Activity: Check each line of the data for "NEGATIVE", and copy the ones that have it.

Source data:

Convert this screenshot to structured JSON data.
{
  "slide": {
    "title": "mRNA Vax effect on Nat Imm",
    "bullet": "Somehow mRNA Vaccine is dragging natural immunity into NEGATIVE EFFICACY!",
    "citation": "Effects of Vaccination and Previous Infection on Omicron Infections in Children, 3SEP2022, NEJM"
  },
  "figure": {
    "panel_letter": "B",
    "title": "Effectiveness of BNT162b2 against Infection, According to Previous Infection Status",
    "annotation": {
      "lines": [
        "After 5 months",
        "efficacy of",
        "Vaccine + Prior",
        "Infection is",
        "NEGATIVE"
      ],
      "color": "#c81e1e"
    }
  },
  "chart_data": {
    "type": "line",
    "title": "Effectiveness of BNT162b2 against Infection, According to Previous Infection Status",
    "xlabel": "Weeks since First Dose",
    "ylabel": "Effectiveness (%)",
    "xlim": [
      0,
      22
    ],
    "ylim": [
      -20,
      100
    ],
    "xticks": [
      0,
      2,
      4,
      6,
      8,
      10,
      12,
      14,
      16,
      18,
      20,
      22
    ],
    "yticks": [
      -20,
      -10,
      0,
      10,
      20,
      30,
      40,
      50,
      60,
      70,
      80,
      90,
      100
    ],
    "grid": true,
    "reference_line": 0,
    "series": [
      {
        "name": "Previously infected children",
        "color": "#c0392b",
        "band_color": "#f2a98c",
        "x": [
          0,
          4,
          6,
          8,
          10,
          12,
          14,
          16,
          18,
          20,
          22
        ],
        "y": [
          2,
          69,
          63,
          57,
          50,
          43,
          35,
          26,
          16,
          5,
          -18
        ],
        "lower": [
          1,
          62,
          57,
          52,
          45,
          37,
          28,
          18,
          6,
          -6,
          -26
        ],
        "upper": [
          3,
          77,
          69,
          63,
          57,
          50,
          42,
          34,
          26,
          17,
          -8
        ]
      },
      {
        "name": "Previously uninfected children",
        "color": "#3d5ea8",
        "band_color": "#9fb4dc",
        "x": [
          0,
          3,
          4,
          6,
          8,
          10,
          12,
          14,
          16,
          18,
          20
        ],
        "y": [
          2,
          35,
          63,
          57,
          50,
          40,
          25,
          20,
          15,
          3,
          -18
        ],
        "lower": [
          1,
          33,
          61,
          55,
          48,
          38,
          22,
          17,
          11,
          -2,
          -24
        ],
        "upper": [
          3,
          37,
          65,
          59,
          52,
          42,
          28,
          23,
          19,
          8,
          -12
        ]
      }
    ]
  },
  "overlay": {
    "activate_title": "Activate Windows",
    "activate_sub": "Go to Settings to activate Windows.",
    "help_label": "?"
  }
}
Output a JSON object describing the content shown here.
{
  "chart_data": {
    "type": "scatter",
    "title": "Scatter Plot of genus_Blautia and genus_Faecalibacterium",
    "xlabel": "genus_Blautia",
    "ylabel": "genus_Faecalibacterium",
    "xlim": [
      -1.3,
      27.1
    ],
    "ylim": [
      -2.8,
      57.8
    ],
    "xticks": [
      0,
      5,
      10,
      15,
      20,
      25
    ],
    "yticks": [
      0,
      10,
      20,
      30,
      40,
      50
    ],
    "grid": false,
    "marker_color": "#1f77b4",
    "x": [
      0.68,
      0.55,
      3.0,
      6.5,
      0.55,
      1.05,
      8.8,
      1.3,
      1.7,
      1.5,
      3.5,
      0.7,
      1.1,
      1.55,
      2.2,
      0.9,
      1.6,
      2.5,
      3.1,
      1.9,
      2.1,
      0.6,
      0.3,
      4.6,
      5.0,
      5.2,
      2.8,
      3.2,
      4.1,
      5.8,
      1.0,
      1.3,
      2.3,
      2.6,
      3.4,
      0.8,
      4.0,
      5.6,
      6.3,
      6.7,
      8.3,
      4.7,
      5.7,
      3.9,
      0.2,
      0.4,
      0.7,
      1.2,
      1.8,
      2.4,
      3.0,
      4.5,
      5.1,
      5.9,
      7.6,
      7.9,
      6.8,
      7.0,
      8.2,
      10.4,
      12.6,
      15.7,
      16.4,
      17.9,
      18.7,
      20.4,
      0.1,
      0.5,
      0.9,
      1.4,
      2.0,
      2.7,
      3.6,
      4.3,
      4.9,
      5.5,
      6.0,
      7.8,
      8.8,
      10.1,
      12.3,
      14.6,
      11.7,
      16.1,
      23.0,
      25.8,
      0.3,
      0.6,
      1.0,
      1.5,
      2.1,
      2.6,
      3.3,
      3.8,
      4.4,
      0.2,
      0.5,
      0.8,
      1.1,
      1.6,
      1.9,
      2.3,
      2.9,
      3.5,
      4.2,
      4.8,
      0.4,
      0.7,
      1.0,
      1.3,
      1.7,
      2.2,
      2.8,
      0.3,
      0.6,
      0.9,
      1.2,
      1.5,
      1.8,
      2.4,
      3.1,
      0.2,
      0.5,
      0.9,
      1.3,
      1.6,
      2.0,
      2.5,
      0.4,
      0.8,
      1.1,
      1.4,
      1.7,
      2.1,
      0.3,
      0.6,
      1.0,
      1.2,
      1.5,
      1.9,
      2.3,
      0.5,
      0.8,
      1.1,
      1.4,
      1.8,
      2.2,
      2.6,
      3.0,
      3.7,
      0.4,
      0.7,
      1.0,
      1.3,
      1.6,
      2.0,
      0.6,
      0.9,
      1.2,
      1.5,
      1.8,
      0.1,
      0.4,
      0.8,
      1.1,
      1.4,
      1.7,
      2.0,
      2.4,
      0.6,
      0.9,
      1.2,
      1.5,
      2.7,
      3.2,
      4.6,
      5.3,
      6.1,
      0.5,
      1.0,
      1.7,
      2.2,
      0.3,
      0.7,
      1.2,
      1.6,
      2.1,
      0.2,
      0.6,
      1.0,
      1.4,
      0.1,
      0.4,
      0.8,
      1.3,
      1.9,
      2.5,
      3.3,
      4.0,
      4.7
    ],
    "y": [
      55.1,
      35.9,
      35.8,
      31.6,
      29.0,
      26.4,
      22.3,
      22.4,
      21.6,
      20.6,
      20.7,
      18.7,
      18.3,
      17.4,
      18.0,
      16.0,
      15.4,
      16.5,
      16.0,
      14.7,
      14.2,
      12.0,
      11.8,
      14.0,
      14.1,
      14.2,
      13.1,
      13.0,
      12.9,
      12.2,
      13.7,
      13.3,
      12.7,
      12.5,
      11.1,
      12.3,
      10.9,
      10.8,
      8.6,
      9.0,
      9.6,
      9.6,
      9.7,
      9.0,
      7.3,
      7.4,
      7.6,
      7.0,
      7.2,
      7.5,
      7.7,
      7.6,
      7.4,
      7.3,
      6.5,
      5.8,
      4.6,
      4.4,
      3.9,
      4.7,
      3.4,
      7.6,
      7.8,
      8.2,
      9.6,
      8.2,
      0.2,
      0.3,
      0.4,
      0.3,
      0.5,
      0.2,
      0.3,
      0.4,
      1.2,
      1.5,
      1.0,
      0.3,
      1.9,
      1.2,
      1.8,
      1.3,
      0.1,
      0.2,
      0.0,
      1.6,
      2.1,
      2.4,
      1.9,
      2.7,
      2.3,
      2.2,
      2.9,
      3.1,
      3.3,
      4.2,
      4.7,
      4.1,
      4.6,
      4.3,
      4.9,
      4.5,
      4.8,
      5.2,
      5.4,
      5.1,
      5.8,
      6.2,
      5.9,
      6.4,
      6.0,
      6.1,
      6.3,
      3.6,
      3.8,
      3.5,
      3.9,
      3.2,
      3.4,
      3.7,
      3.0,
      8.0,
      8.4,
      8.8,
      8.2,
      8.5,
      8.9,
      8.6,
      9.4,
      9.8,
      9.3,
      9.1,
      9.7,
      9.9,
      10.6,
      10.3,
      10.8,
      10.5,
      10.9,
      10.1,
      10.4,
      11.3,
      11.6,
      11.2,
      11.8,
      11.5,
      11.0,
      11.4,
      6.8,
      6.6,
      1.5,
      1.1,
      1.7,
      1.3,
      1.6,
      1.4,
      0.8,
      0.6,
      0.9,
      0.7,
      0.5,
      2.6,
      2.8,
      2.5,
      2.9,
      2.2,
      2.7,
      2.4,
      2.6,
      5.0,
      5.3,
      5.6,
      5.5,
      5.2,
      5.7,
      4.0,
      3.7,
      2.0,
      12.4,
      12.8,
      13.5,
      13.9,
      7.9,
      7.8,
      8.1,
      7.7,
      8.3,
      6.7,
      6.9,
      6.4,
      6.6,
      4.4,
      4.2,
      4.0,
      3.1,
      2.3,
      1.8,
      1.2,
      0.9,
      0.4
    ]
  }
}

Result for this exercise:
    "bullet": "Somehow mRNA Vaccine is dragging natural immunity into NEGATIVE EFFICACY!",
        "NEGATIVE"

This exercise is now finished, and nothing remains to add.